Stored items >>
= = =

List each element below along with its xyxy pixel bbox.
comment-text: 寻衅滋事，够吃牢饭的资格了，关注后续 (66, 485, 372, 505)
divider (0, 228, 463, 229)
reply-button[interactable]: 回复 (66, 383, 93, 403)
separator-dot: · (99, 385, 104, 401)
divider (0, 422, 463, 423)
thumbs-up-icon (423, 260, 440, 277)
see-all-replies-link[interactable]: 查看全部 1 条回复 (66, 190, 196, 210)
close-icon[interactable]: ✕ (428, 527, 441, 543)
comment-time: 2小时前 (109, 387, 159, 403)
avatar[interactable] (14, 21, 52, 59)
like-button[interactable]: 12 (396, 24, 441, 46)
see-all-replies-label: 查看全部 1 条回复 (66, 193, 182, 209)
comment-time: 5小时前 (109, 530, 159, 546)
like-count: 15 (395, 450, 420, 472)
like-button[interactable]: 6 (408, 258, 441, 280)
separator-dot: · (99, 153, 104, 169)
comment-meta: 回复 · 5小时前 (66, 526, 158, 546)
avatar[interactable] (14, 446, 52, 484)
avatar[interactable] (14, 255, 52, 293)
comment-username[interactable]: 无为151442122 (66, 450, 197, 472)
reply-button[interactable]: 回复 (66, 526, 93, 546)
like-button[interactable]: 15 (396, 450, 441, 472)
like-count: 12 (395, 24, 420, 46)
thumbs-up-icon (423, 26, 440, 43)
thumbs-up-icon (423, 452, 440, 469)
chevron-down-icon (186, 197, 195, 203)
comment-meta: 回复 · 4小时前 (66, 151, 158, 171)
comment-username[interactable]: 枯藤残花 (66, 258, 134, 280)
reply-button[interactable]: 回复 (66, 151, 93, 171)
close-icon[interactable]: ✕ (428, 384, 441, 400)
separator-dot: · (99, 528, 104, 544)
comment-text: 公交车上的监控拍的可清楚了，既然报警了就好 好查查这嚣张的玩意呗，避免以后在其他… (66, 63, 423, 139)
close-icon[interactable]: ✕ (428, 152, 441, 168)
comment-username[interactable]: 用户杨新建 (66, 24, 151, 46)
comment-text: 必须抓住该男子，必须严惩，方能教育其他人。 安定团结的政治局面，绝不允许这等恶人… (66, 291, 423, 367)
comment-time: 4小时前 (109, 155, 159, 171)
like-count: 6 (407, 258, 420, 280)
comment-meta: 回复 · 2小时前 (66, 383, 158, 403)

= = =

Exercise directions >> Return the lines from the start of the items through the line with "divider (0, 422, 463, 423)", both ends included, as they appear.

Solution for this task >>
List each element below along with its xyxy pixel bbox.
comment-text: 寻衅滋事，够吃牢饭的资格了，关注后续 (66, 485, 372, 505)
divider (0, 228, 463, 229)
reply-button[interactable]: 回复 (66, 383, 93, 403)
separator-dot: · (99, 385, 104, 401)
divider (0, 422, 463, 423)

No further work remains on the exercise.